[Directions]
Locate the string "content" in the records below. Copy every line where it occurs.

[Records for this exercise]
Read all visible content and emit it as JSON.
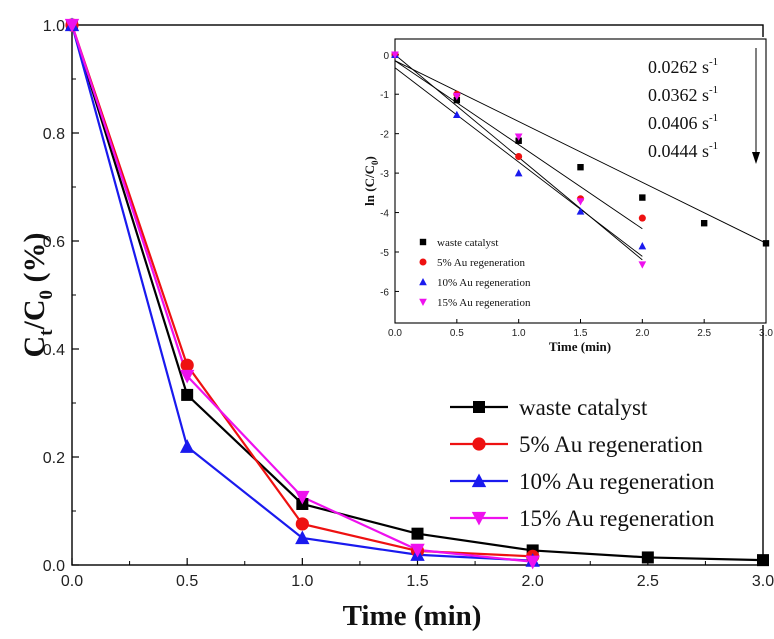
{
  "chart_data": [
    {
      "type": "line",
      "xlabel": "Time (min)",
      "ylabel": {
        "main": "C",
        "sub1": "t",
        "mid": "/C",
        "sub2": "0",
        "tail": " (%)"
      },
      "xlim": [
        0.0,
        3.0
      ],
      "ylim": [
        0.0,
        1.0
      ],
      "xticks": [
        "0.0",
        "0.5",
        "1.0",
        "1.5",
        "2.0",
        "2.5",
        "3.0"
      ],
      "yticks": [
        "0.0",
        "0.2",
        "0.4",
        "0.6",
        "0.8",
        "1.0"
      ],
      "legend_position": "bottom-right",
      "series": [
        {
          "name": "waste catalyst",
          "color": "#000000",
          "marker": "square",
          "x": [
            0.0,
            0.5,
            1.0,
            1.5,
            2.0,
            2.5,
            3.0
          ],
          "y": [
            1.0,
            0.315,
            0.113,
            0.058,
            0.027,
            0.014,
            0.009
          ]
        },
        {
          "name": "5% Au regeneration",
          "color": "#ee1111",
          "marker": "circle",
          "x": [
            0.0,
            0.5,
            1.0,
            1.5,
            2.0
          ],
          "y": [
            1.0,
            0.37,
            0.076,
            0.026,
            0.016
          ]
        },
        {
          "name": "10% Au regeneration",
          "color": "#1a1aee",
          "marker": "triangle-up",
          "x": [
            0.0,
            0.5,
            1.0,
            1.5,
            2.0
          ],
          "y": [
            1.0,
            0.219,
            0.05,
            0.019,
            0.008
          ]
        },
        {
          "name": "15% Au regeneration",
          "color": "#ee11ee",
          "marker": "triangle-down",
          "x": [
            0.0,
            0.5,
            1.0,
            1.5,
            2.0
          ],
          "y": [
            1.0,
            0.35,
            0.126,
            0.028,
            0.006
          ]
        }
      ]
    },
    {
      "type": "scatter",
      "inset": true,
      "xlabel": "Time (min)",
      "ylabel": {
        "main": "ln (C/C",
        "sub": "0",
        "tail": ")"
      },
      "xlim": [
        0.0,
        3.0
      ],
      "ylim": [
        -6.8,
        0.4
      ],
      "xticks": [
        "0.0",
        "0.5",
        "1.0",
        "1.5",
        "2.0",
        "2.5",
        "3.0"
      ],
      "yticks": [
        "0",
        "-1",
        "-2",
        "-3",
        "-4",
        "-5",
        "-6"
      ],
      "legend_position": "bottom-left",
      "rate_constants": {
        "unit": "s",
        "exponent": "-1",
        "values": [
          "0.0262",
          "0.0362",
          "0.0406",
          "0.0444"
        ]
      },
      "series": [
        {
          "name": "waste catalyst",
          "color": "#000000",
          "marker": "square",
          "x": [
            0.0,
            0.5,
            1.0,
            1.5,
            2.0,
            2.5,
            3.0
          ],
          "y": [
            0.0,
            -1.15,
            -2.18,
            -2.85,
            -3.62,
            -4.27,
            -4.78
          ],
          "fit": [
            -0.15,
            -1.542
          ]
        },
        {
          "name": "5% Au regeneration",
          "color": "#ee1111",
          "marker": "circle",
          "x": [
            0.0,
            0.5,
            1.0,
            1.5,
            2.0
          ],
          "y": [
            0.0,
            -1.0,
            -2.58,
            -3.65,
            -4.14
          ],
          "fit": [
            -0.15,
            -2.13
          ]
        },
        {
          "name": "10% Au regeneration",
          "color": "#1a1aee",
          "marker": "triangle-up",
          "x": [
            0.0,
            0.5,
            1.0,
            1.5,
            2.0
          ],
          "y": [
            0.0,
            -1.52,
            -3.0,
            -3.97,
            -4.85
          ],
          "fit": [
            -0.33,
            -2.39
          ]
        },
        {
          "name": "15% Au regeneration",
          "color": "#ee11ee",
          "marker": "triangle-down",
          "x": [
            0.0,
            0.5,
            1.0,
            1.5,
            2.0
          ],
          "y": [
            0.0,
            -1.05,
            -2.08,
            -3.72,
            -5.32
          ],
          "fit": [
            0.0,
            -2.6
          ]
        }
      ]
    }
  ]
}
--
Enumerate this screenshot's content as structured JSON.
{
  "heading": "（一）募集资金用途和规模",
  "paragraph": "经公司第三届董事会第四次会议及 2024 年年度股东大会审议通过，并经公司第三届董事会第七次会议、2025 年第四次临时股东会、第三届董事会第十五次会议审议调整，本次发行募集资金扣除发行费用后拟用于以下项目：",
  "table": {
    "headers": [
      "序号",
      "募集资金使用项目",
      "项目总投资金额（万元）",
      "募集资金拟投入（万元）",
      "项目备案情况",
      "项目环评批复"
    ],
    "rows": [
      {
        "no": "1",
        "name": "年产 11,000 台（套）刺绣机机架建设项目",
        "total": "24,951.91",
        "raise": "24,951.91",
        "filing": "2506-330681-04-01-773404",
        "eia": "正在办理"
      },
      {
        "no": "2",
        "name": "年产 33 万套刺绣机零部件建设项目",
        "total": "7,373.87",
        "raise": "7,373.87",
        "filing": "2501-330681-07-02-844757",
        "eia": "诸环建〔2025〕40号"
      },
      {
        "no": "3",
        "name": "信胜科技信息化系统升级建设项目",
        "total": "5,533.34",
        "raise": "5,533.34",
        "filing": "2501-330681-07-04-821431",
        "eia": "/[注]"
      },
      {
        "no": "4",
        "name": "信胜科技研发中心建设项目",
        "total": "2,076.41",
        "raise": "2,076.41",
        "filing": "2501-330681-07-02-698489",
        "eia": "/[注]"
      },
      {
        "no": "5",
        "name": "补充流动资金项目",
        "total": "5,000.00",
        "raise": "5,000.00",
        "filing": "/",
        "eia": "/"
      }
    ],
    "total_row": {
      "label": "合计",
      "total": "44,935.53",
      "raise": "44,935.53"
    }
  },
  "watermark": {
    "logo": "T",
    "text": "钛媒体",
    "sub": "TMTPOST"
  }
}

[Response to the task]
Read all visible content and emit it as JSON.
Enumerate this screenshot's content as structured JSON.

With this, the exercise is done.